RECORDS TO USE:
--------------------------------------------------

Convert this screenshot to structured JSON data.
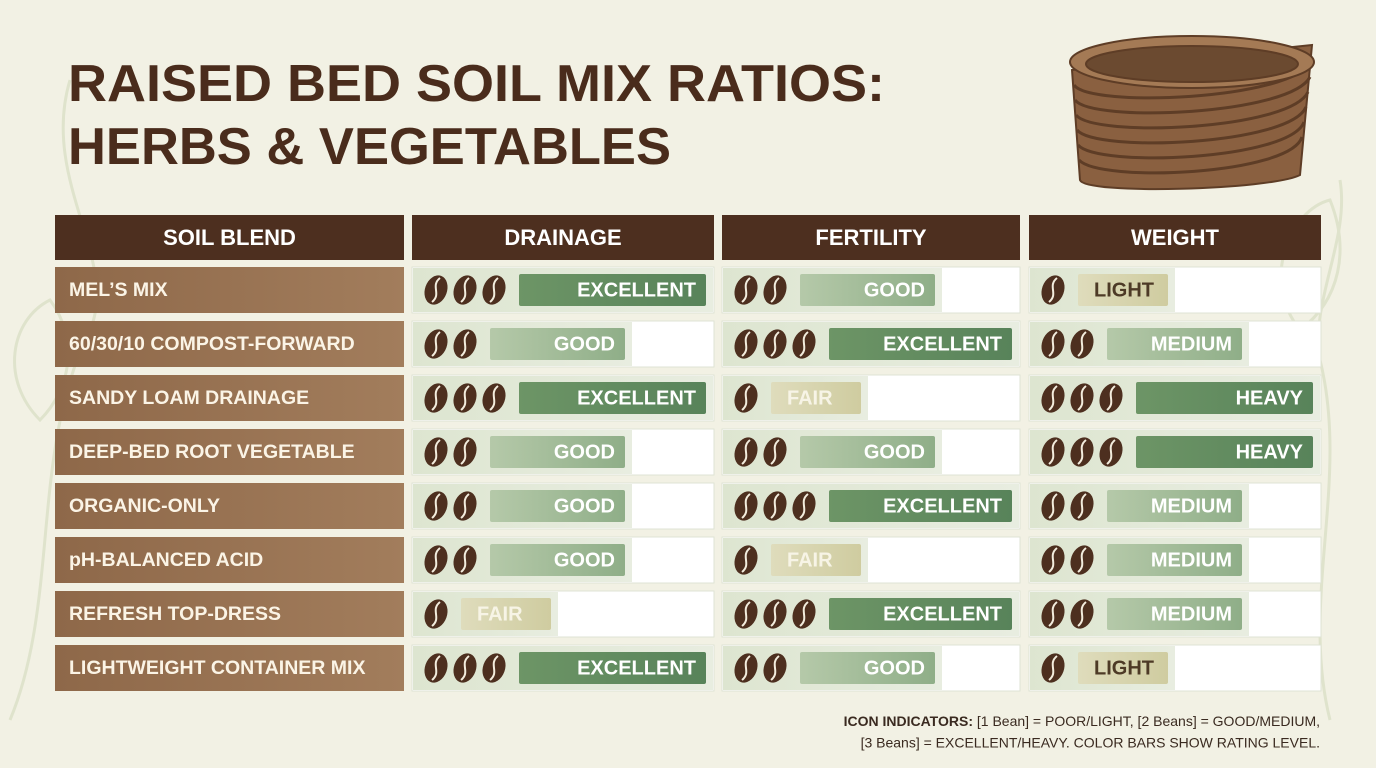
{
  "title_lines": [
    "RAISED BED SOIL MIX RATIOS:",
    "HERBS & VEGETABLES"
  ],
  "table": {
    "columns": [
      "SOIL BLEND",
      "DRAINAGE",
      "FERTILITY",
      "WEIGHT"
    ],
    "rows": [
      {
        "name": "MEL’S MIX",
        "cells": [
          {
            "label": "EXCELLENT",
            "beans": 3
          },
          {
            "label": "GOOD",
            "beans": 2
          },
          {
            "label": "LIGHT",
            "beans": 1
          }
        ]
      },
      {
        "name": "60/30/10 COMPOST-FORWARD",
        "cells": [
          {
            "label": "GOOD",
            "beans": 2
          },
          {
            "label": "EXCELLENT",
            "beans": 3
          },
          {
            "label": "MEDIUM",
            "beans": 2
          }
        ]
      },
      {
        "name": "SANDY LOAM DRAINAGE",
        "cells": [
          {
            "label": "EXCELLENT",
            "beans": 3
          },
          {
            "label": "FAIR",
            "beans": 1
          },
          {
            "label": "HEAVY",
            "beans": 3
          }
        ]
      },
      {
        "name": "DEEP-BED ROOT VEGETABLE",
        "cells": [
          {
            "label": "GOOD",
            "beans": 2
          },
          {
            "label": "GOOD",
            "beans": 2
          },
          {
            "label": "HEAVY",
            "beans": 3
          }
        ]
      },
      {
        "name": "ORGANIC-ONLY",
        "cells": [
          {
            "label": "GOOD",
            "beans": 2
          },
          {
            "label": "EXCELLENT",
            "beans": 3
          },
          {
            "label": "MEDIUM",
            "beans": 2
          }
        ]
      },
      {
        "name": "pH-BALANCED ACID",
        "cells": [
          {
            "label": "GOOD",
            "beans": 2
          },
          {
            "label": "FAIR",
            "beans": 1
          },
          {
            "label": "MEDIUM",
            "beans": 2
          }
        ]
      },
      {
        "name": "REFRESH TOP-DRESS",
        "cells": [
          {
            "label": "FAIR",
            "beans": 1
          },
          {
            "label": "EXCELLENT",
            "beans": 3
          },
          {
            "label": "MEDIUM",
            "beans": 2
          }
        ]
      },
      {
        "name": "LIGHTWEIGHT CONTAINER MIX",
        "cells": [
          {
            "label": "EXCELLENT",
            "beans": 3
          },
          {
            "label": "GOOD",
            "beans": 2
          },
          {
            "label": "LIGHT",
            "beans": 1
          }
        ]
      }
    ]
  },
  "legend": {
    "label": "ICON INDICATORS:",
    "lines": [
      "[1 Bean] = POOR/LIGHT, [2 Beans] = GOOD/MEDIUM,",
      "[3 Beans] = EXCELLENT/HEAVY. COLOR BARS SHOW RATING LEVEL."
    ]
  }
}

--------------------------------------------------

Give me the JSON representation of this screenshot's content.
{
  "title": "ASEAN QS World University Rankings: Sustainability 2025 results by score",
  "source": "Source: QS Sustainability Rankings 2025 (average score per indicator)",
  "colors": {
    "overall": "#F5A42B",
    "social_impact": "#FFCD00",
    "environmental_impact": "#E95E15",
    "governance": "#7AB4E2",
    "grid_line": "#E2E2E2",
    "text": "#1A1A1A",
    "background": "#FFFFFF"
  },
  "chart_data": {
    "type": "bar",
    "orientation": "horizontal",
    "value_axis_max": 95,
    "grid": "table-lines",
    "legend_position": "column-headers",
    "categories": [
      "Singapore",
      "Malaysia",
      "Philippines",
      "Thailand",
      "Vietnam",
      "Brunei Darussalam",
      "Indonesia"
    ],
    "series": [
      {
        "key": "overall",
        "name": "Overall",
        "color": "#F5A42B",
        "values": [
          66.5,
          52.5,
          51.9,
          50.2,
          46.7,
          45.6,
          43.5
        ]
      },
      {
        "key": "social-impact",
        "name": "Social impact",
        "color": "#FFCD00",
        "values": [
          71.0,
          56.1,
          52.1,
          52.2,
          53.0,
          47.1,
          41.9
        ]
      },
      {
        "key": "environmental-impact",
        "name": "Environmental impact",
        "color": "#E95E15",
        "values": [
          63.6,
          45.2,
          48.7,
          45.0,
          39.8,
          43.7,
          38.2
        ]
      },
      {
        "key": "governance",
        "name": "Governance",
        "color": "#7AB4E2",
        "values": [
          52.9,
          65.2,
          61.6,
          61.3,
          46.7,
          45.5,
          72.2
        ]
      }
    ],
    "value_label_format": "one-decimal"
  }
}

--------------------------------------------------

WORK REQUIRED: How many lines in the listing above contain the string "Sustainability"? Answer with the number only.

RESPONSE TO THIS EXERCISE: 2